_Instructions for the task_:
Output the entries word for word. Omit images.

_Exercise data_:
::::

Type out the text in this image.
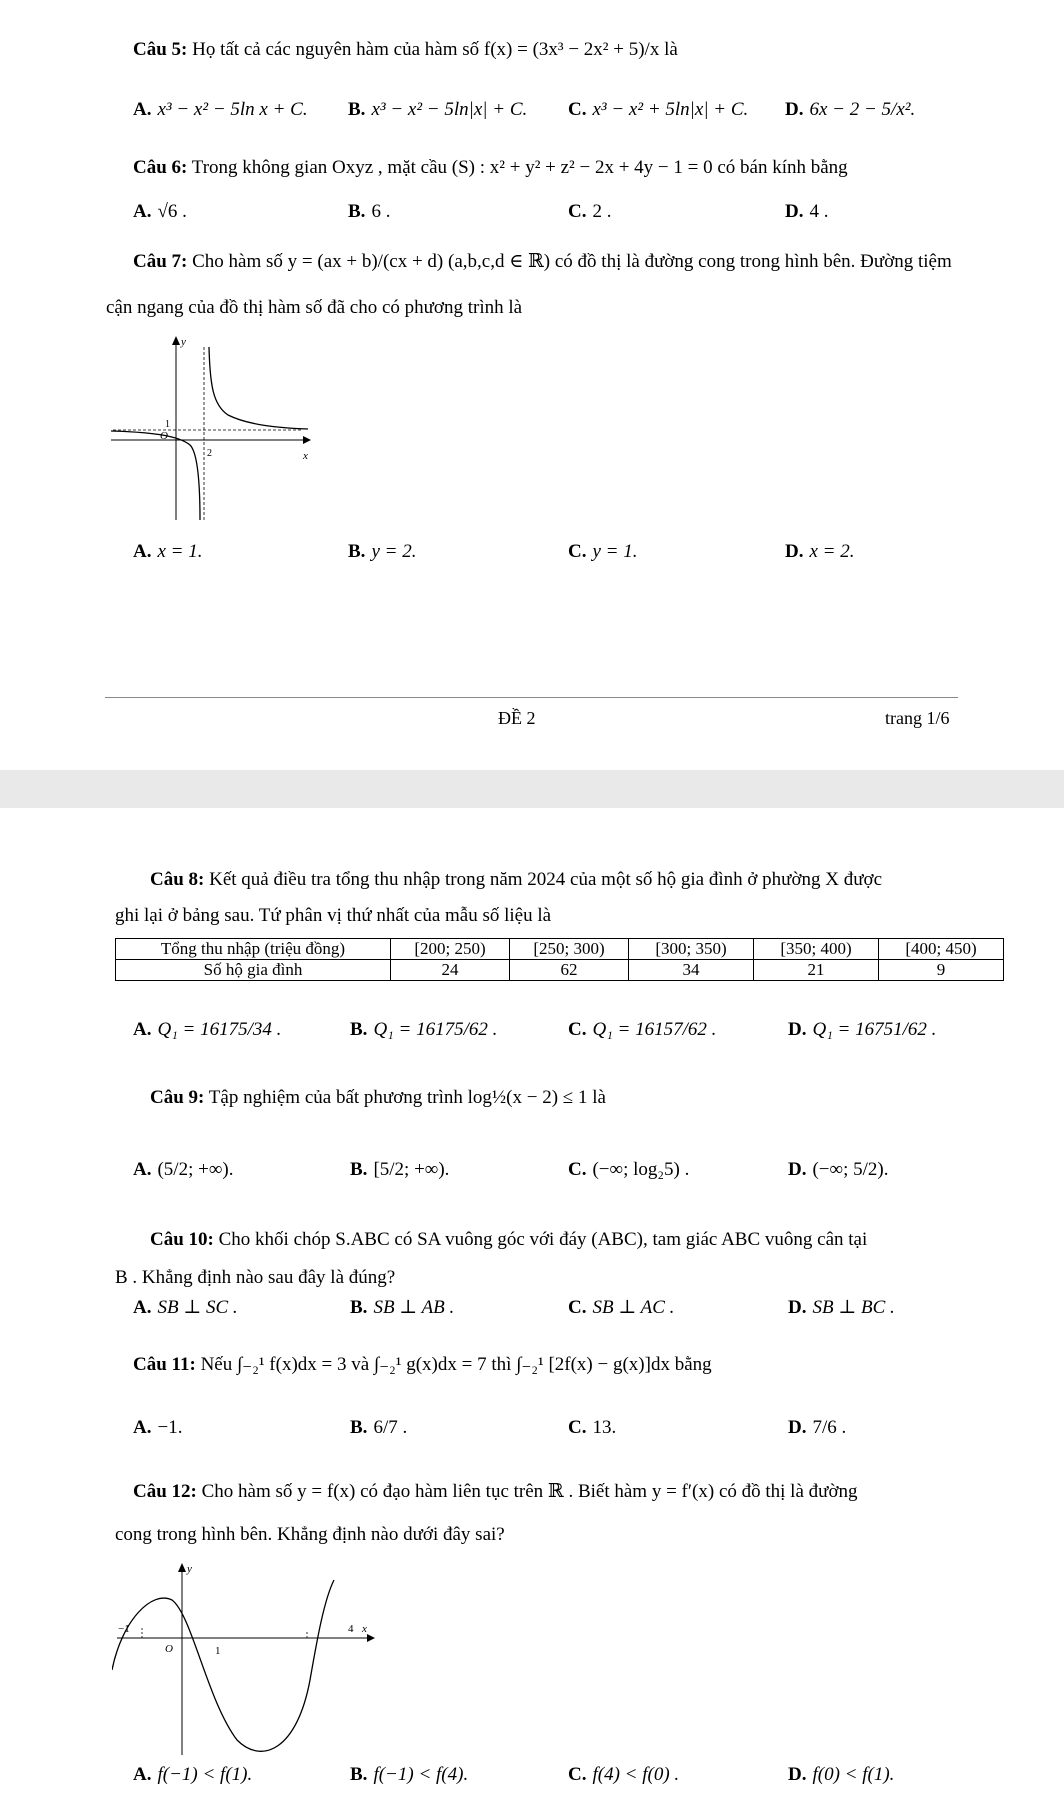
Câu 5: Họ tất cả các nguyên hàm của hàm số f(x) = (3x³ − 2x² + 5)/x là
A. x³ − x² − 5ln x + C. B. x³ − x² − 5ln|x| + C. C. x³ − x² + 5ln|x| + C. D. 6x − 2 − 5/x².
Câu 6: Trong không gian Oxyz , mặt cầu (S) : x² + y² + z² − 2x + 4y − 1 = 0 có bán kính bằng
A. √6 .	B. 6 .	C. 2 .	D. 4 .
Câu 7: Cho hàm số y = (ax + b)/(cx + d) (a,b,c,d ∈ ℝ) có đồ thị là đường cong trong hình bên. Đường tiệm
cận ngang của đồ thị hàm số đã cho có phương trình là
y
x
O
1
2
A. x = 1.	B. y = 2.	C. y = 1.	D. x = 2.
ĐỀ 2	trang 1/6
Câu 8: Kết quả điều tra tổng thu nhập trong năm 2024 của một số hộ gia đình ở phường X được
ghi lại ở bảng sau. Tứ phân vị thứ nhất của mẫu số liệu là
Tổng thu nhập (triệu đồng)	[200; 250)	[250; 300)	[300; 350)	[350; 400)	[400; 450)
Số hộ gia đình	24	62	34	21	9
A. Q₁ = 16175/34 .	B. Q₁ = 16175/62 .	C. Q₁ = 16157/62 .	D. Q₁ = 16751/62 .
Câu 9: Tập nghiệm của bất phương trình log½(x − 2) ≤ 1 là
A. (5/2; +∞).	B. [5/2; +∞).	C. (−∞; log₂5) .	D. (−∞; 5/2).
Câu 10: Cho khối chóp S.ABC có SA vuông góc với đáy (ABC), tam giác ABC vuông cân tại
B . Khẳng định nào sau đây là đúng?
A. SB ⊥ SC .	B. SB ⊥ AB .	C. SB ⊥ AC .	D. SB ⊥ BC .
Câu 11: Nếu ∫₋₂¹ f(x)dx = 3 và ∫₋₂¹ g(x)dx = 7 thì ∫₋₂¹ [2f(x) − g(x)]dx bằng
A. −1.	B. 6/7 .	C. 13.	D. 7/6 .
Câu 12: Cho hàm số y = f(x) có đạo hàm liên tục trên ℝ . Biết hàm y = f′(x) có đồ thị là đường
cong trong hình bên. Khẳng định nào dưới đây sai?
y
x
O
−1
1
4
A. f(−1) < f(1).	B. f(−1) < f(4).	C. f(4) < f(0) .	D. f(0) < f(1).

::::

_Response_:
Type out the text in this image.
Câu 5: Họ tất cả các nguyên hàm của hàm số f(x) = (3x³ − 2x² + 5)/x là
A. x³ − x² − 5ln x + C. B. x³ − x² − 5ln|x| + C. C. x³ − x² + 5ln|x| + C. D. 6x − 2 − 5/x².
Câu 6: Trong không gian Oxyz , mặt cầu (S) : x² + y² + z² − 2x + 4y − 1 = 0 có bán kính bằng
A. √6 .	B. 6 .	C. 2 .	D. 4 .
Câu 7: Cho hàm số y = (ax + b)/(cx + d) (a,b,c,d ∈ ℝ) có đồ thị là đường cong trong hình bên. Đường tiệm
cận ngang của đồ thị hàm số đã cho có phương trình là
y
x
O
1
2
A. x = 1.	B. y = 2.	C. y = 1.	D. x = 2.
ĐỀ 2	trang 1/6
Câu 8: Kết quả điều tra tổng thu nhập trong năm 2024 của một số hộ gia đình ở phường X được
ghi lại ở bảng sau. Tứ phân vị thứ nhất của mẫu số liệu là
Tổng thu nhập (triệu đồng)	[200; 250)	[250; 300)	[300; 350)	[350; 400)	[400; 450)
Số hộ gia đình	24	62	34	21	9
A. Q₁ = 16175/34 .	B. Q₁ = 16175/62 .	C. Q₁ = 16157/62 .	D. Q₁ = 16751/62 .
Câu 9: Tập nghiệm của bất phương trình log½(x − 2) ≤ 1 là
A. (5/2; +∞).	B. [5/2; +∞).	C. (−∞; log₂5) .	D. (−∞; 5/2).
Câu 10: Cho khối chóp S.ABC có SA vuông góc với đáy (ABC), tam giác ABC vuông cân tại
B . Khẳng định nào sau đây là đúng?
A. SB ⊥ SC .	B. SB ⊥ AB .	C. SB ⊥ AC .	D. SB ⊥ BC .
Câu 11: Nếu ∫₋₂¹ f(x)dx = 3 và ∫₋₂¹ g(x)dx = 7 thì ∫₋₂¹ [2f(x) − g(x)]dx bằng
A. −1.	B. 6/7 .	C. 13.	D. 7/6 .
Câu 12: Cho hàm số y = f(x) có đạo hàm liên tục trên ℝ . Biết hàm y = f′(x) có đồ thị là đường
cong trong hình bên. Khẳng định nào dưới đây sai?
y
x
O
−1
1
4
A. f(−1) < f(1).	B. f(−1) < f(4).	C. f(4) < f(0) .	D. f(0) < f(1).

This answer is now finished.